#### DIRECTIONS FOR THIS TASK:
Output the material beneath this task exactly, images excluded.

#### RECORDS TO PROCESS:
>> START

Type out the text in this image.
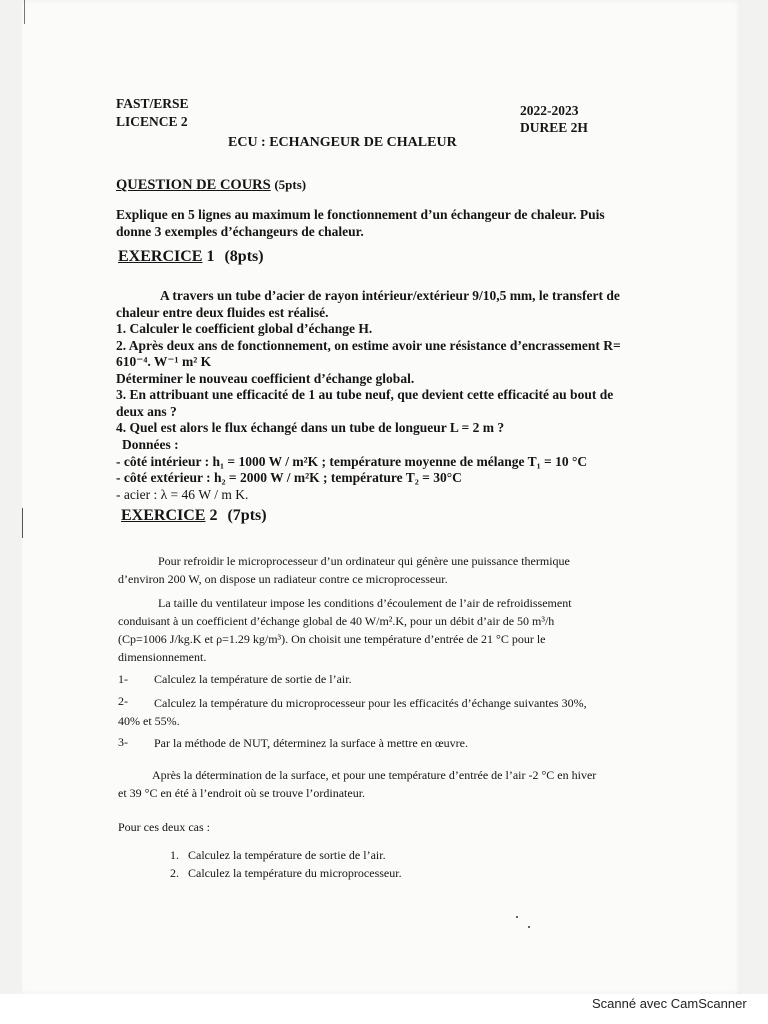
FAST/ERSE
LICENCE 2
2022-2023
DUREE 2H
ECU : ECHANGEUR DE CHALEUR
QUESTION DE COURS (5pts)
Explique en 5 lignes au maximum le fonctionnement d’un échangeur de chaleur. Puis
donne 3 exemples d’échangeurs de chaleur.
EXERCICE 1 (8pts)
A travers un tube d’acier de rayon intérieur/extérieur 9/10,5 mm, le transfert de
chaleur entre deux fluides est réalisé.
1. Calculer le coefficient global d’échange H.
2. Après deux ans de fonctionnement, on estime avoir une résistance d’encrassement R=
610⁻⁴. W⁻¹ m² K
Déterminer le nouveau coefficient d’échange global.
3. En attribuant une efficacité de 1 au tube neuf, que devient cette efficacité au bout de
deux ans ?
4. Quel est alors le flux échangé dans un tube de longueur L = 2 m ?
Données :
- côté intérieur : h₁ = 1000 W / m²K ; température moyenne de mélange T₁ = 10 °C
- côté extérieur : h₂ = 2000 W / m²K ; température T₂ = 30°C
- acier : λ = 46 W / m K.
EXERCICE 2 (7pts)
Pour refroidir le microprocesseur d’un ordinateur qui génère une puissance thermique
d’environ 200 W, on dispose un radiateur contre ce microprocesseur.
La taille du ventilateur impose les conditions d’écoulement de l’air de refroidissement
conduisant à un coefficient d’échange global de 40 W/m².K, pour un débit d’air de 50 m³/h
(Cp=1006 J/kg.K et ρ=1.29 kg/m³). On choisit une température d’entrée de 21 °C pour le
dimensionnement.
1- Calculez la température de sortie de l’air.
2- Calculez la température du microprocesseur pour les efficacités d’échange suivantes 30%,
40% et 55%.
3- Par la méthode de NUT, déterminez la surface à mettre en œuvre.
Après la détermination de la surface, et pour une température d’entrée de l’air -2 °C en hiver
et 39 °C en été à l’endroit où se trouve l’ordinateur.
Pour ces deux cas :
1. Calculez la température de sortie de l’air.
2. Calculez la température du microprocesseur.
Scanné avec CamScanner
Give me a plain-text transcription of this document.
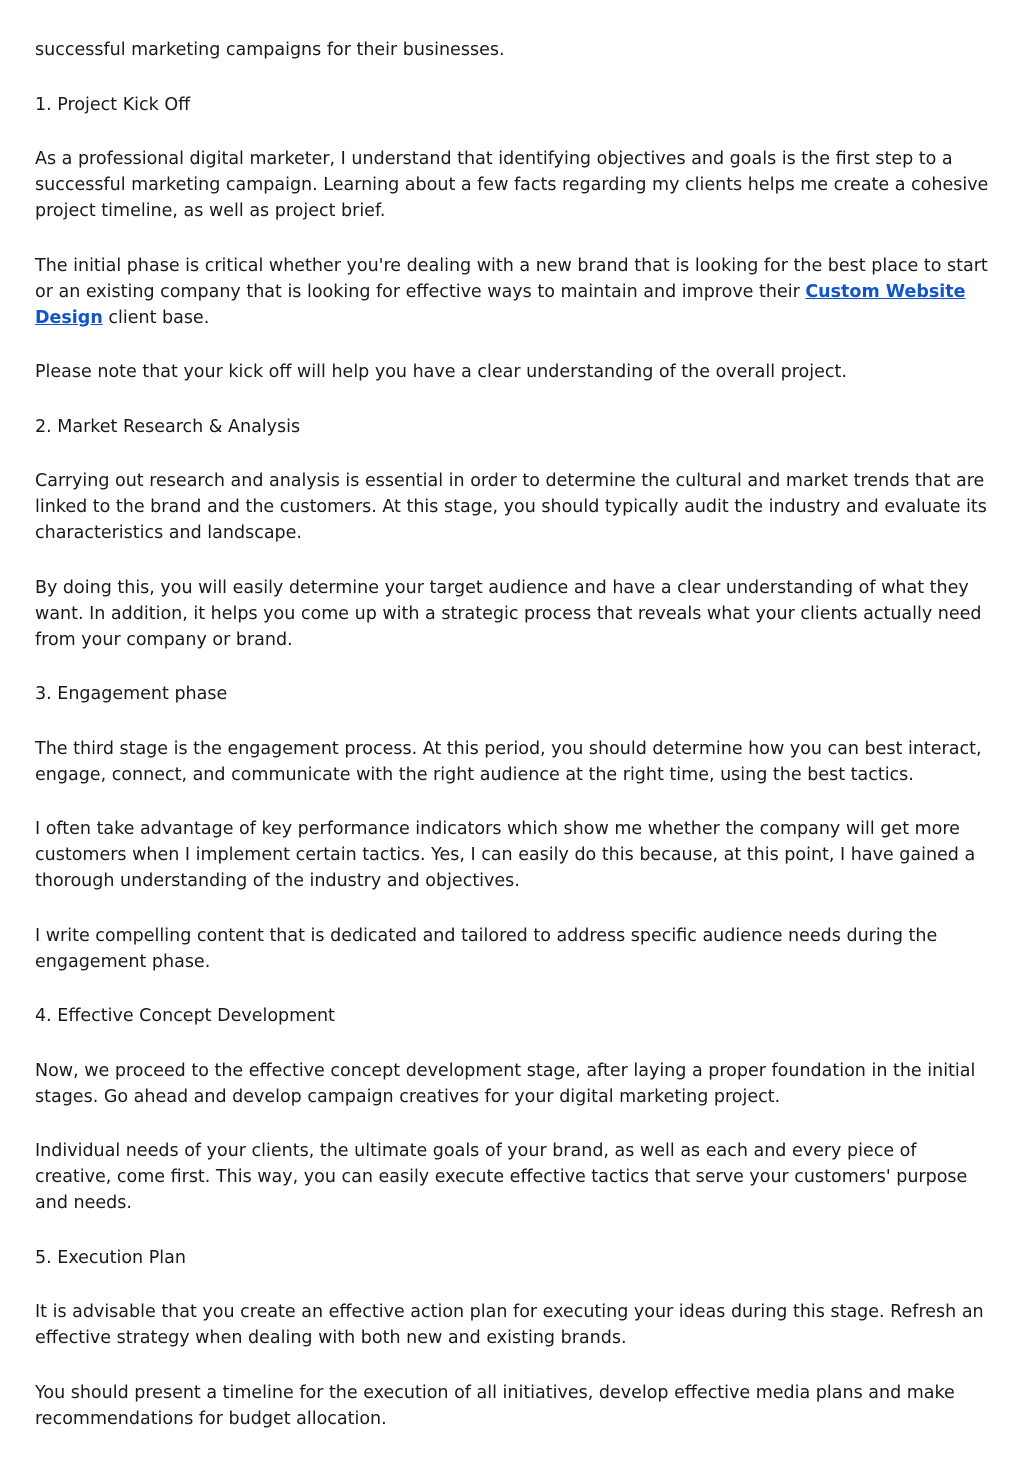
successful marketing campaigns for their businesses.

1. Project Kick Off

As a professional digital marketer, I understand that identifying objectives and goals is the first step to a successful marketing campaign. Learning about a few facts regarding my clients helps me create a cohesive project timeline, as well as project brief.

The initial phase is critical whether you're dealing with a new brand that is looking for the best place to start or an existing company that is looking for effective ways to maintain and improve their Custom Website Design client base.

Please note that your kick off will help you have a clear understanding of the overall project.

2. Market Research & Analysis

Carrying out research and analysis is essential in order to determine the cultural and market trends that are linked to the brand and the customers. At this stage, you should typically audit the industry and evaluate its characteristics and landscape.

By doing this, you will easily determine your target audience and have a clear understanding of what they want. In addition, it helps you come up with a strategic process that reveals what your clients actually need from your company or brand.

3. Engagement phase

The third stage is the engagement process. At this period, you should determine how you can best interact, engage, connect, and communicate with the right audience at the right time, using the best tactics.

I often take advantage of key performance indicators which show me whether the company will get more customers when I implement certain tactics. Yes, I can easily do this because, at this point, I have gained a thorough understanding of the industry and objectives.

I write compelling content that is dedicated and tailored to address specific audience needs during the engagement phase.

4. Effective Concept Development

Now, we proceed to the effective concept development stage, after laying a proper foundation in the initial stages. Go ahead and develop campaign creatives for your digital marketing project.

Individual needs of your clients, the ultimate goals of your brand, as well as each and every piece of creative, come first. This way, you can easily execute effective tactics that serve your customers' purpose and needs.

5. Execution Plan

It is advisable that you create an effective action plan for executing your ideas during this stage. Refresh an effective strategy when dealing with both new and existing brands.

You should present a timeline for the execution of all initiatives, develop effective media plans and make recommendations for budget allocation.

>> END

#### SOLUTION TO THIS PROBLEM:
Type out the text in this image.
FAST/ERSE
LICENCE 2
2022-2023
DUREE 2H
ECU : ECHANGEUR DE CHALEUR
QUESTION DE COURS (5pts)
Explique en 5 lignes au maximum le fonctionnement d’un échangeur de chaleur. Puis
donne 3 exemples d’échangeurs de chaleur.
EXERCICE 1 (8pts)
A travers un tube d’acier de rayon intérieur/extérieur 9/10,5 mm, le transfert de
chaleur entre deux fluides est réalisé.
1. Calculer le coefficient global d’échange H.
2. Après deux ans de fonctionnement, on estime avoir une résistance d’encrassement R=
610⁻⁴. W⁻¹ m² K
Déterminer le nouveau coefficient d’échange global.
3. En attribuant une efficacité de 1 au tube neuf, que devient cette efficacité au bout de
deux ans ?
4. Quel est alors le flux échangé dans un tube de longueur L = 2 m ?
Données :
- côté intérieur : h₁ = 1000 W / m²K ; température moyenne de mélange T₁ = 10 °C
- côté extérieur : h₂ = 2000 W / m²K ; température T₂ = 30°C
- acier : λ = 46 W / m K.
EXERCICE 2 (7pts)
Pour refroidir le microprocesseur d’un ordinateur qui génère une puissance thermique
d’environ 200 W, on dispose un radiateur contre ce microprocesseur.
La taille du ventilateur impose les conditions d’écoulement de l’air de refroidissement
conduisant à un coefficient d’échange global de 40 W/m².K, pour un débit d’air de 50 m³/h
(Cp=1006 J/kg.K et ρ=1.29 kg/m³). On choisit une température d’entrée de 21 °C pour le
dimensionnement.
1- Calculez la température de sortie de l’air.
2- Calculez la température du microprocesseur pour les efficacités d’échange suivantes 30%,
40% et 55%.
3- Par la méthode de NUT, déterminez la surface à mettre en œuvre.
Après la détermination de la surface, et pour une température d’entrée de l’air -2 °C en hiver
et 39 °C en été à l’endroit où se trouve l’ordinateur.
Pour ces deux cas :
1. Calculez la température de sortie de l’air.
2. Calculez la température du microprocesseur.
Scanné avec CamScanner
Give me a plain-text transcription of this document.
successful marketing campaigns for their businesses.

1. Project Kick Off

As a professional digital marketer, I understand that identifying objectives and goals is the first step to a successful marketing campaign. Learning about a few facts regarding my clients helps me create a cohesive project timeline, as well as project brief.

The initial phase is critical whether you're dealing with a new brand that is looking for the best place to start or an existing company that is looking for effective ways to maintain and improve their Custom Website Design client base.

Please note that your kick off will help you have a clear understanding of the overall project.

2. Market Research & Analysis

Carrying out research and analysis is essential in order to determine the cultural and market trends that are linked to the brand and the customers. At this stage, you should typically audit the industry and evaluate its characteristics and landscape.

By doing this, you will easily determine your target audience and have a clear understanding of what they want. In addition, it helps you come up with a strategic process that reveals what your clients actually need from your company or brand.

3. Engagement phase

The third stage is the engagement process. At this period, you should determine how you can best interact, engage, connect, and communicate with the right audience at the right time, using the best tactics.

I often take advantage of key performance indicators which show me whether the company will get more customers when I implement certain tactics. Yes, I can easily do this because, at this point, I have gained a thorough understanding of the industry and objectives.

I write compelling content that is dedicated and tailored to address specific audience needs during the engagement phase.

4. Effective Concept Development

Now, we proceed to the effective concept development stage, after laying a proper foundation in the initial stages. Go ahead and develop campaign creatives for your digital marketing project.

Individual needs of your clients, the ultimate goals of your brand, as well as each and every piece of creative, come first. This way, you can easily execute effective tactics that serve your customers' purpose and needs.

5. Execution Plan

It is advisable that you create an effective action plan for executing your ideas during this stage. Refresh an effective strategy when dealing with both new and existing brands.

You should present a timeline for the execution of all initiatives, develop effective media plans and make recommendations for budget allocation.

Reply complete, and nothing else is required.